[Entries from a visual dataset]
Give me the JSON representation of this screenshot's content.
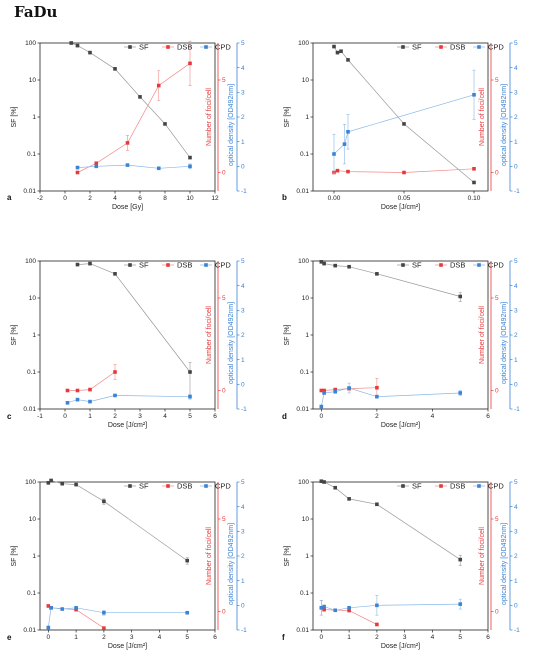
{
  "figure_title": "FaDu",
  "colors": {
    "SF": "#444444",
    "DSB": "#e8393a",
    "CPD": "#3b83d4",
    "sf_line": "#9a9a9a",
    "dsb_line": "#f08a8a",
    "cpd_line": "#8ab8e8"
  },
  "chart_data": [
    {
      "panel": "a",
      "type": "line",
      "xlabel": "Dose [Gy]",
      "ylabel": "SF [%]",
      "y2label": "Number of foci/cell",
      "y3label": "optical density [OD492nm]",
      "xlim": [
        -2,
        12
      ],
      "xticks": [
        -2,
        0,
        2,
        4,
        6,
        8,
        10,
        12
      ],
      "ylim_log": [
        0.01,
        100
      ],
      "yticks": [
        "0.01",
        "0.1",
        "1",
        "10",
        "100"
      ],
      "y2lim": [
        -1,
        7
      ],
      "y2ticks": [
        0,
        5
      ],
      "y3lim": [
        -1,
        5
      ],
      "y3ticks": [
        -1,
        0,
        1,
        2,
        3,
        4,
        5
      ],
      "legend": [
        "SF",
        "DSB",
        "CPD"
      ],
      "series": [
        {
          "name": "SF",
          "x": [
            0.5,
            1,
            2,
            4,
            6,
            8,
            10
          ],
          "y": [
            100,
            85,
            55,
            20,
            3.5,
            0.65,
            0.08
          ],
          "err": [
            0,
            0,
            0,
            0,
            0,
            0,
            0
          ]
        },
        {
          "name": "DSB",
          "x": [
            1,
            2.5,
            5,
            7.5,
            10
          ],
          "y": [
            0,
            0.5,
            1.6,
            4.7,
            5.9
          ],
          "err": [
            0,
            0,
            0.4,
            0.8,
            1.2
          ]
        },
        {
          "name": "CPD",
          "x": [
            1,
            2.5,
            5,
            7.5,
            10
          ],
          "y": [
            -0.05,
            0,
            0.05,
            -0.08,
            0
          ],
          "err": [
            0,
            0,
            0,
            0,
            0.1
          ]
        }
      ]
    },
    {
      "panel": "b",
      "type": "line",
      "xlabel": "Dose [J/cm²]",
      "ylabel": "SF [%]",
      "y2label": "Number of foci/cell",
      "y3label": "optical density [OD492nm]",
      "xlim": [
        -0.015,
        0.11
      ],
      "xticks": [
        0.0,
        0.05,
        0.1
      ],
      "xticklabels": [
        "0.00",
        "0.05",
        "0.10"
      ],
      "ylim_log": [
        0.01,
        100
      ],
      "yticks": [
        "0.01",
        "0.1",
        "1",
        "10",
        "100"
      ],
      "y2lim": [
        -1,
        7
      ],
      "y2ticks": [
        0,
        5
      ],
      "y3lim": [
        -1,
        5
      ],
      "y3ticks": [
        -1,
        0,
        1,
        2,
        3,
        4,
        5
      ],
      "legend": [
        "SF",
        "DSB",
        "CPD"
      ],
      "series": [
        {
          "name": "SF",
          "x": [
            0,
            0.0025,
            0.005,
            0.01,
            0.05,
            0.1
          ],
          "y": [
            80,
            55,
            60,
            35,
            0.65,
            0.017
          ],
          "err": [
            0,
            0,
            0,
            0,
            0,
            0
          ]
        },
        {
          "name": "DSB",
          "x": [
            0,
            0.0025,
            0.01,
            0.05,
            0.1
          ],
          "y": [
            0,
            0.1,
            0.05,
            0,
            0.2
          ],
          "err": [
            0,
            0,
            0,
            0,
            0
          ]
        },
        {
          "name": "CPD",
          "x": [
            0,
            0.0075,
            0.01,
            0.1
          ],
          "y": [
            0.5,
            0.9,
            1.4,
            2.9
          ],
          "err": [
            0.8,
            0.8,
            0.7,
            1.0
          ]
        }
      ]
    },
    {
      "panel": "c",
      "type": "line",
      "xlabel": "Dose [J/cm²]",
      "ylabel": "SF [%]",
      "y2label": "Number of foci/cell",
      "y3label": "optical density [OD492nm]",
      "xlim": [
        -1,
        6
      ],
      "xticks": [
        -1,
        0,
        1,
        2,
        3,
        4,
        5,
        6
      ],
      "ylim_log": [
        0.01,
        100
      ],
      "yticks": [
        "0.01",
        "0.1",
        "1",
        "10",
        "100"
      ],
      "y2lim": [
        -1,
        7
      ],
      "y2ticks": [
        0,
        5
      ],
      "y3lim": [
        -1,
        5
      ],
      "y3ticks": [
        -1,
        0,
        1,
        2,
        3,
        4,
        5
      ],
      "legend": [
        "SF",
        "DSB",
        "CPD"
      ],
      "series": [
        {
          "name": "SF",
          "x": [
            0.5,
            1,
            2,
            5
          ],
          "y": [
            80,
            85,
            45,
            0.1
          ],
          "err": [
            0,
            0,
            0,
            0.08
          ]
        },
        {
          "name": "DSB",
          "x": [
            0.1,
            0.5,
            1,
            2
          ],
          "y": [
            0,
            0,
            0.05,
            1.0
          ],
          "err": [
            0,
            0,
            0,
            0.4
          ]
        },
        {
          "name": "CPD",
          "x": [
            0.1,
            0.5,
            1,
            2,
            5
          ],
          "y": [
            -0.75,
            -0.62,
            -0.7,
            -0.45,
            -0.5
          ],
          "err": [
            0,
            0,
            0,
            0,
            0.1
          ]
        }
      ]
    },
    {
      "panel": "d",
      "type": "line",
      "xlabel": "Dose [J/cm²]",
      "ylabel": "SF [%]",
      "y2label": "Number of foci/cell",
      "y3label": "optical density [OD492nm]",
      "xlim": [
        -0.3,
        6
      ],
      "xticks": [
        0,
        2,
        4,
        6
      ],
      "ylim_log": [
        0.01,
        100
      ],
      "yticks": [
        "0.01",
        "0.1",
        "1",
        "10",
        "100"
      ],
      "y2lim": [
        -1,
        7
      ],
      "y2ticks": [
        0,
        5
      ],
      "y3lim": [
        -1,
        5
      ],
      "y3ticks": [
        -1,
        0,
        1,
        2,
        3,
        4,
        5
      ],
      "legend": [
        "SF",
        "DSB",
        "CPD"
      ],
      "series": [
        {
          "name": "SF",
          "x": [
            0,
            0.1,
            0.5,
            1,
            2,
            5
          ],
          "y": [
            95,
            85,
            75,
            70,
            45,
            11
          ],
          "err": [
            0,
            0,
            0,
            0,
            0,
            3
          ]
        },
        {
          "name": "DSB",
          "x": [
            0,
            0.1,
            0.5,
            1,
            2
          ],
          "y": [
            0,
            0,
            0.05,
            0.1,
            0.15
          ],
          "err": [
            0,
            0,
            0,
            0,
            0.5
          ]
        },
        {
          "name": "CPD",
          "x": [
            0,
            0.1,
            0.5,
            1,
            2,
            5
          ],
          "y": [
            -0.9,
            -0.35,
            -0.3,
            -0.15,
            -0.5,
            -0.35
          ],
          "err": [
            0,
            0,
            0,
            0.2,
            0,
            0.1
          ]
        }
      ]
    },
    {
      "panel": "e",
      "type": "line",
      "xlabel": "Dose [J/cm²]",
      "ylabel": "SF [%]",
      "y2label": "Number of foci/cell",
      "y3label": "optical density [OD492nm]",
      "xlim": [
        -0.3,
        6
      ],
      "xticks": [
        0,
        1,
        2,
        3,
        4,
        5,
        6
      ],
      "ylim_log": [
        0.01,
        100
      ],
      "yticks": [
        "0.01",
        "0.1",
        "1",
        "10",
        "100"
      ],
      "y2lim": [
        -1,
        7
      ],
      "y2ticks": [
        0,
        5
      ],
      "y3lim": [
        -1,
        5
      ],
      "y3ticks": [
        -1,
        0,
        1,
        2,
        3,
        4,
        5
      ],
      "legend": [
        "SF",
        "DSB",
        "CPD"
      ],
      "series": [
        {
          "name": "SF",
          "x": [
            0,
            0.1,
            0.5,
            1,
            2,
            5
          ],
          "y": [
            95,
            110,
            90,
            85,
            30,
            0.75
          ],
          "err": [
            0,
            0,
            0,
            0,
            5,
            0.15
          ]
        },
        {
          "name": "DSB",
          "x": [
            0,
            0.1,
            1,
            2
          ],
          "y": [
            0.3,
            0.2,
            0.1,
            -0.9
          ],
          "err": [
            0,
            0,
            0,
            0
          ]
        },
        {
          "name": "CPD",
          "x": [
            0,
            0.1,
            0.5,
            1,
            2,
            5
          ],
          "y": [
            -0.9,
            -0.1,
            -0.15,
            -0.1,
            -0.3,
            -0.3
          ],
          "err": [
            0,
            0,
            0,
            0,
            0.1,
            0
          ]
        }
      ]
    },
    {
      "panel": "f",
      "type": "line",
      "xlabel": "Dose [J/cm²]",
      "ylabel": "SF [%]",
      "y2label": "Number of foci/cell",
      "y3label": "optical density [OD492nm]",
      "xlim": [
        -0.3,
        6
      ],
      "xticks": [
        0,
        1,
        2,
        3,
        4,
        5,
        6
      ],
      "ylim_log": [
        0.01,
        100
      ],
      "yticks": [
        "0.01",
        "0.1",
        "1",
        "10",
        "100"
      ],
      "y2lim": [
        -1,
        7
      ],
      "y2ticks": [
        0,
        5
      ],
      "y3lim": [
        -1,
        5
      ],
      "y3ticks": [
        -1,
        0,
        1,
        2,
        3,
        4,
        5
      ],
      "legend": [
        "SF",
        "DSB",
        "CPD"
      ],
      "series": [
        {
          "name": "SF",
          "x": [
            0,
            0.1,
            0.5,
            1,
            2,
            5
          ],
          "y": [
            105,
            100,
            70,
            35,
            25,
            0.8
          ],
          "err": [
            0,
            0,
            0,
            0,
            0,
            0.25
          ]
        },
        {
          "name": "DSB",
          "x": [
            0,
            0.1,
            1,
            2
          ],
          "y": [
            0.2,
            0.1,
            0.05,
            -0.7
          ],
          "err": [
            0.4,
            0,
            0,
            0
          ]
        },
        {
          "name": "CPD",
          "x": [
            0,
            0.1,
            0.5,
            1,
            2,
            5
          ],
          "y": [
            -0.1,
            -0.05,
            -0.2,
            -0.1,
            0,
            0.05
          ],
          "err": [
            0.3,
            0,
            0,
            0,
            0.4,
            0.2
          ]
        }
      ]
    }
  ]
}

▸ Exercise
Show every line from the entries above in which "panel" appears.

▸ Problem solution
      "panel": "a",
      "panel": "b",
      "panel": "c",
      "panel": "d",
      "panel": "e",
      "panel": "f",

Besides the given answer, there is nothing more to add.